◆ **INSTRUCTIONS TO FOLLOW**
Provide an exact reproduction of every entry.
## start EXCERPTED RECORDS
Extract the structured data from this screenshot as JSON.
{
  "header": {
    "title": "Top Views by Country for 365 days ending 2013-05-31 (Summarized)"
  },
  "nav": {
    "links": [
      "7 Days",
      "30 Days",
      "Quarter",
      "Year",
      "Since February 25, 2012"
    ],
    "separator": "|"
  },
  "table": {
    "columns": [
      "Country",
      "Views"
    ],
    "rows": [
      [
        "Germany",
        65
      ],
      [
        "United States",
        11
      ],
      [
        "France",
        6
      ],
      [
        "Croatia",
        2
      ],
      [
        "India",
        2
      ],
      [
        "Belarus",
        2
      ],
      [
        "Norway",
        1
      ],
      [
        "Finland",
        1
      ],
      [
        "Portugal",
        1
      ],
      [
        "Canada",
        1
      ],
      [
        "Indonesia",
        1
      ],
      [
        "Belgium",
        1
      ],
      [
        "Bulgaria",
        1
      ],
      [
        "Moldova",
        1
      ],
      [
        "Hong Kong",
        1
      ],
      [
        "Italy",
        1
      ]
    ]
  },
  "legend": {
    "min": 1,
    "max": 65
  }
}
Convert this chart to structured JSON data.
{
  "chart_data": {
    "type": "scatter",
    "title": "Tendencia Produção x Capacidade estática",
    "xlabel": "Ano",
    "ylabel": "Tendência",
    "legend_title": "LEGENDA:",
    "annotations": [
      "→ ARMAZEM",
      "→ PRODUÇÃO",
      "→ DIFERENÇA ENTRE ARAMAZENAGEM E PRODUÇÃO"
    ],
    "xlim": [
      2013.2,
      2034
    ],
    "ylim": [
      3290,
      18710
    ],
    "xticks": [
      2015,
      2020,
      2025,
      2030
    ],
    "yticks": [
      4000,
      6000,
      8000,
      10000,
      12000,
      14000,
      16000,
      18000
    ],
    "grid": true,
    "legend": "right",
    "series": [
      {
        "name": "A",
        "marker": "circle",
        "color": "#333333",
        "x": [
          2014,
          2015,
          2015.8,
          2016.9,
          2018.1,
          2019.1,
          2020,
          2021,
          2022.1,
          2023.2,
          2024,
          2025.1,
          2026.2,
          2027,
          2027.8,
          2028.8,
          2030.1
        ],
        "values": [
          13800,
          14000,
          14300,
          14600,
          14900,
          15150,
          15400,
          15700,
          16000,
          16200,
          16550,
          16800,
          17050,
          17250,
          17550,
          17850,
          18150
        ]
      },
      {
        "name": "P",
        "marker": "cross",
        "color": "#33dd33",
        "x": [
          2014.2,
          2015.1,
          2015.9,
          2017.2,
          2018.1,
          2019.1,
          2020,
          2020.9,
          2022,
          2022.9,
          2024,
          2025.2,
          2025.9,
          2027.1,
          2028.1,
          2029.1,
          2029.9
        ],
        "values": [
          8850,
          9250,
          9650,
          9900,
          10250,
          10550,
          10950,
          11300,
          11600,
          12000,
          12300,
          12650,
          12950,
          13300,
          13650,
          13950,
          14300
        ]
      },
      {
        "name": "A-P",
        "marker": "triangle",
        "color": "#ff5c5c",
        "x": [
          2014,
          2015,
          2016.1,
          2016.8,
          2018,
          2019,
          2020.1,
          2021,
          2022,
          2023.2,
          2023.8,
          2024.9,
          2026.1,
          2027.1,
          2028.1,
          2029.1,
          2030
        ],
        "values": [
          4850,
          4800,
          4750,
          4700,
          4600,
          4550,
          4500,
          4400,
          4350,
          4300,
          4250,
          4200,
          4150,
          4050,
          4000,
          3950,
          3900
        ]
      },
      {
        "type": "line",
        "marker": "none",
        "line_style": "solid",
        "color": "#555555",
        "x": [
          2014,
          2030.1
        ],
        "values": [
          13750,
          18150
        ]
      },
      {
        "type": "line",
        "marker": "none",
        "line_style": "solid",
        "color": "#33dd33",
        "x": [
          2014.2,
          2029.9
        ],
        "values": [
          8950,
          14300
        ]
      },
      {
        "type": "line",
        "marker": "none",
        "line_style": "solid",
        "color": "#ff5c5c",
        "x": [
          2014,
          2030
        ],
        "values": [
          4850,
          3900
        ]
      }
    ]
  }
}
## end EXCERPTED RECORDS
◆ **SOLUTION**
Extract the structured data from this screenshot as JSON.
{
  "header": {
    "title": "Top Views by Country for 365 days ending 2013-05-31 (Summarized)"
  },
  "nav": {
    "links": [
      "7 Days",
      "30 Days",
      "Quarter",
      "Year",
      "Since February 25, 2012"
    ],
    "separator": "|"
  },
  "table": {
    "columns": [
      "Country",
      "Views"
    ],
    "rows": [
      [
        "Germany",
        65
      ],
      [
        "United States",
        11
      ],
      [
        "France",
        6
      ],
      [
        "Croatia",
        2
      ],
      [
        "India",
        2
      ],
      [
        "Belarus",
        2
      ],
      [
        "Norway",
        1
      ],
      [
        "Finland",
        1
      ],
      [
        "Portugal",
        1
      ],
      [
        "Canada",
        1
      ],
      [
        "Indonesia",
        1
      ],
      [
        "Belgium",
        1
      ],
      [
        "Bulgaria",
        1
      ],
      [
        "Moldova",
        1
      ],
      [
        "Hong Kong",
        1
      ],
      [
        "Italy",
        1
      ]
    ]
  },
  "legend": {
    "min": 1,
    "max": 65
  }
}
Convert this chart to structured JSON data.
{
  "chart_data": {
    "type": "scatter",
    "title": "Tendencia Produção x Capacidade estática",
    "xlabel": "Ano",
    "ylabel": "Tendência",
    "legend_title": "LEGENDA:",
    "annotations": [
      "→ ARMAZEM",
      "→ PRODUÇÃO",
      "→ DIFERENÇA ENTRE ARAMAZENAGEM E PRODUÇÃO"
    ],
    "xlim": [
      2013.2,
      2034
    ],
    "ylim": [
      3290,
      18710
    ],
    "xticks": [
      2015,
      2020,
      2025,
      2030
    ],
    "yticks": [
      4000,
      6000,
      8000,
      10000,
      12000,
      14000,
      16000,
      18000
    ],
    "grid": true,
    "legend": "right",
    "series": [
      {
        "name": "A",
        "marker": "circle",
        "color": "#333333",
        "x": [
          2014,
          2015,
          2015.8,
          2016.9,
          2018.1,
          2019.1,
          2020,
          2021,
          2022.1,
          2023.2,
          2024,
          2025.1,
          2026.2,
          2027,
          2027.8,
          2028.8,
          2030.1
        ],
        "values": [
          13800,
          14000,
          14300,
          14600,
          14900,
          15150,
          15400,
          15700,
          16000,
          16200,
          16550,
          16800,
          17050,
          17250,
          17550,
          17850,
          18150
        ]
      },
      {
        "name": "P",
        "marker": "cross",
        "color": "#33dd33",
        "x": [
          2014.2,
          2015.1,
          2015.9,
          2017.2,
          2018.1,
          2019.1,
          2020,
          2020.9,
          2022,
          2022.9,
          2024,
          2025.2,
          2025.9,
          2027.1,
          2028.1,
          2029.1,
          2029.9
        ],
        "values": [
          8850,
          9250,
          9650,
          9900,
          10250,
          10550,
          10950,
          11300,
          11600,
          12000,
          12300,
          12650,
          12950,
          13300,
          13650,
          13950,
          14300
        ]
      },
      {
        "name": "A-P",
        "marker": "triangle",
        "color": "#ff5c5c",
        "x": [
          2014,
          2015,
          2016.1,
          2016.8,
          2018,
          2019,
          2020.1,
          2021,
          2022,
          2023.2,
          2023.8,
          2024.9,
          2026.1,
          2027.1,
          2028.1,
          2029.1,
          2030
        ],
        "values": [
          4850,
          4800,
          4750,
          4700,
          4600,
          4550,
          4500,
          4400,
          4350,
          4300,
          4250,
          4200,
          4150,
          4050,
          4000,
          3950,
          3900
        ]
      },
      {
        "type": "line",
        "marker": "none",
        "line_style": "solid",
        "color": "#555555",
        "x": [
          2014,
          2030.1
        ],
        "values": [
          13750,
          18150
        ]
      },
      {
        "type": "line",
        "marker": "none",
        "line_style": "solid",
        "color": "#33dd33",
        "x": [
          2014.2,
          2029.9
        ],
        "values": [
          8950,
          14300
        ]
      },
      {
        "type": "line",
        "marker": "none",
        "line_style": "solid",
        "color": "#ff5c5c",
        "x": [
          2014,
          2030
        ],
        "values": [
          4850,
          3900
        ]
      }
    ]
  }
}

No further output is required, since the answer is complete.